Exercises to complete:
A – Rewrite the stretch from "By JERRY TALLMER" through "before our eyes." of the piece on Paul Newman in "Our Town", changing "telescope" to "microscope".
B – Extend the piece on Paul Newman in "Our Town" beyond its final sentence.
** start Source **
By JERRY TALLMER
How young they all were! It’s almost Thornton Wilder’s extraordinary ambition “to see through the two ends of the telescope at the same time” come to pass before our eyes.
Paul Newman and Eva Marie Saint, 1955. William Holden and Martha Scott, 1940. Even boyish Spalding Gray, with only five years left on earth, so stupidly snooted by the deep thinkers for his straightforward, casual Stage Manager in the Lincoln Center production of “Our Town” in 1989.
Here then, one minute, is baby-faced Newman sharing a drugstore chocolate sundae with Eva Marie Saint in the 1955 musical version starring Frank Sinatra (!) as the Stage Manager. Here, a few minutes later, is senior-citizen Paul Newman, his glasses down over his nose, as the Stage Manager of an “Our Town” on the living stage 47 years later. The production, brought from Westport, Connecticut, to Broadway under the direction of James Naughton, will give Newman a reward he has never in all his life had before, not even, he says, as Chance Wayne in Tennessee Williams’s “Sweet Bird of Youth” the dead silence (“not a whisper … not a cough … not anything”) of an audience wrapped out of its own soul and into the play.
** end Source **
** start Records **
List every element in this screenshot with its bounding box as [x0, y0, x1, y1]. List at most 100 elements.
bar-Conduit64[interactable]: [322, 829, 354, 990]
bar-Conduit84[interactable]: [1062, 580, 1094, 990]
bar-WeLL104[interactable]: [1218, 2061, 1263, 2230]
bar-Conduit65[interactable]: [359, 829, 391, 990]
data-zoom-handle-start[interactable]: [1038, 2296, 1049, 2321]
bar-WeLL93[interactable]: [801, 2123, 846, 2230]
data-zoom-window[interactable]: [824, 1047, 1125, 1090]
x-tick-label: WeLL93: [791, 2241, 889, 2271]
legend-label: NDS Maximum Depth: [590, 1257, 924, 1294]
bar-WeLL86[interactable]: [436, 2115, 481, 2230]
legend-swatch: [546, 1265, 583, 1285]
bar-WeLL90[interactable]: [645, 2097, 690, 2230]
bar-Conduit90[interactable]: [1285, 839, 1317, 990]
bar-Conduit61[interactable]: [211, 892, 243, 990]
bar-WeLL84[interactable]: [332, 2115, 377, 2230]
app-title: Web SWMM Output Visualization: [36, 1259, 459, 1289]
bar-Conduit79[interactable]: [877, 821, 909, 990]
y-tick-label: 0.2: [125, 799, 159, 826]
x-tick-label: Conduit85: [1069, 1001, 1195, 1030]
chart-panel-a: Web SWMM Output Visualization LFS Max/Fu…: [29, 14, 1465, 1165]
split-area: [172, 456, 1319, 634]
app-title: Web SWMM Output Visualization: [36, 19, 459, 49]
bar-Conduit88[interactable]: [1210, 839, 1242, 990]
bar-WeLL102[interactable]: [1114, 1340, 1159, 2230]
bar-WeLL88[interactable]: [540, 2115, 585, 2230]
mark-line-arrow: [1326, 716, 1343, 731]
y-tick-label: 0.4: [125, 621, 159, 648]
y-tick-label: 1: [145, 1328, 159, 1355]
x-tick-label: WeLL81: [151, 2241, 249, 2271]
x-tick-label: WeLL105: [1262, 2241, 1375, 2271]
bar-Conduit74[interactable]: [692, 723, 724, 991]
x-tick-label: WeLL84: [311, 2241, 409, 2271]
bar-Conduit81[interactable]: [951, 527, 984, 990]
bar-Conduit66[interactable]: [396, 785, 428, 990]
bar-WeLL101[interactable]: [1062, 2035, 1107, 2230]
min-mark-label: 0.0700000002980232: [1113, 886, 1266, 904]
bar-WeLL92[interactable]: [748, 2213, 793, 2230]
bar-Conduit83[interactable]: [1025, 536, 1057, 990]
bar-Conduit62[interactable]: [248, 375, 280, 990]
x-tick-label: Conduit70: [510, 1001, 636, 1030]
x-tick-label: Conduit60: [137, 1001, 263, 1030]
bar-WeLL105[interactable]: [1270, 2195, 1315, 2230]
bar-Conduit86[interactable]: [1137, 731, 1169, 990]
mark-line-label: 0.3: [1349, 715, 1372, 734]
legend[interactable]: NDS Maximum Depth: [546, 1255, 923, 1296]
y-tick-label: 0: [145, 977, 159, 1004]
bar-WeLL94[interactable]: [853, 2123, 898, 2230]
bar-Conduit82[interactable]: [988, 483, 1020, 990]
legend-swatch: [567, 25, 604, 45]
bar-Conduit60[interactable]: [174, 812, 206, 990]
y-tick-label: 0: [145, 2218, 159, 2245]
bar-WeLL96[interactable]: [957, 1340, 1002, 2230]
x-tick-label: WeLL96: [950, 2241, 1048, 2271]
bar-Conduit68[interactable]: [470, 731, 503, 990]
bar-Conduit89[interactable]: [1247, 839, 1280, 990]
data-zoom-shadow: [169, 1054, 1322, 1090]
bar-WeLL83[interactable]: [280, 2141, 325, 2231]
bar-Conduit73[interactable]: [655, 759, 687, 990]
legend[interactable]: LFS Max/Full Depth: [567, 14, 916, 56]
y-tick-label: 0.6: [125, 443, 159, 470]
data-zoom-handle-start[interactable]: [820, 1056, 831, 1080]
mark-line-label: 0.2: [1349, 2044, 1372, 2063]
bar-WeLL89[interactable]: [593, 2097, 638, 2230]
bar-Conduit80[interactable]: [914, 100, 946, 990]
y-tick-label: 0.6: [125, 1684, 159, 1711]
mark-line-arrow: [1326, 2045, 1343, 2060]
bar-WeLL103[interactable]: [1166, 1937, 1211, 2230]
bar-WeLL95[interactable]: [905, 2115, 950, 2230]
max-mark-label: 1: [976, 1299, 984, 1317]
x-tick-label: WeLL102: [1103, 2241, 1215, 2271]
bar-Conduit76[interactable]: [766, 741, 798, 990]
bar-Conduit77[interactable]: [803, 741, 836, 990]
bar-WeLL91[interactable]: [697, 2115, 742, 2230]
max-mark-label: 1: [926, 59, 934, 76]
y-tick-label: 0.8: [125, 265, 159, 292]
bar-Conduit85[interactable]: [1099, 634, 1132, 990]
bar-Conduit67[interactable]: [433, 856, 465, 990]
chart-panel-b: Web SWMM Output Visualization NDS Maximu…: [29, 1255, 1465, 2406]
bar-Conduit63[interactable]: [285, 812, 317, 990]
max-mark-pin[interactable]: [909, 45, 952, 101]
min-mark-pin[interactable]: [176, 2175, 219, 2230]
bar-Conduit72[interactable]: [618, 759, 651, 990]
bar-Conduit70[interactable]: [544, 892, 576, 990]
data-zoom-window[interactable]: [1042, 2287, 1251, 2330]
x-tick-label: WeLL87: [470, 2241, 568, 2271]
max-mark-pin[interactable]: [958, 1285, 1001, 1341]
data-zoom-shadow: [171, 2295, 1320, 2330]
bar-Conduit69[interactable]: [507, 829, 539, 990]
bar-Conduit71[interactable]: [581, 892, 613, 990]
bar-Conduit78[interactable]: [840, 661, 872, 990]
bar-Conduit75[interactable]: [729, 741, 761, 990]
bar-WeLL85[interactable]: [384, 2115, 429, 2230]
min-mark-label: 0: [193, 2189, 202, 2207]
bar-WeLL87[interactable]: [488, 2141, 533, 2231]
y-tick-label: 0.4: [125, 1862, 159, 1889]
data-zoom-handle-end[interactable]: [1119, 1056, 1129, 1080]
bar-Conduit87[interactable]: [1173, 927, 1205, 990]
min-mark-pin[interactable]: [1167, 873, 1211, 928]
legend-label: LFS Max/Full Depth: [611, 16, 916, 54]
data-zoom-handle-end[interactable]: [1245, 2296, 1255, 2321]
** end Records **
Answers for the tasks:
A –
By JERRY TALLMER
How young they all were! It’s almost Thornton Wilder’s extraordinary ambition “to see through the two ends of the microscope at the same time” come to pass before our eyes.

B –
All of the above people will outlive the Emily Webb of Grover’s Corners who marries at 17 and dies in childbirth her second child at 26. If “Our Town” is a play about … well, “Grover’s Corners, New Hampshire, United States of America, Continent of North America, Western Hemisphere, the Earth, the Solar System, the Universe, the Mind of God,” it is also about, as director Naughton puts it, “that kind of loss which we all all will know.”
In short, death.
Not for nothing is the Character Studies Special which gets aired on PBS this Sunday, July 22 (Channel 13, 12:30 p.m.) titled “Living and Dying in ‘Our Town.’” But far more than that constraint, into a single hour this many-faceted television palimpsest packs a whole time-slicing, time-binding anatomy lesson of the Wilder drama that itself saw birth Broadway birth in the 1938 Jed Harris production starring Frank Craven as the Stage Manager and an unknown Martha Scott as Emily.
We even catch a tiny glimpse of Jed Harris’s name in The New York Times’s ABC listing of the show, deep into the TV hour. I mean, the man wasn’t overmuch loved Olivier patterned his spiderlike Richard III on Jed but just that burial of Emily under a carpet of umbrellas on a bare-walled rain-swept stage, before her brief return to find how beautiful and how fleeting life had really been, is greatness enough for my money.
Life, one might add, in this America, the America we wished we thought we imagined we dreamed we believed we would like to believe we once knew, and still somewhere in our musculature, our bones, our brains, our lymph glands continue to want to know.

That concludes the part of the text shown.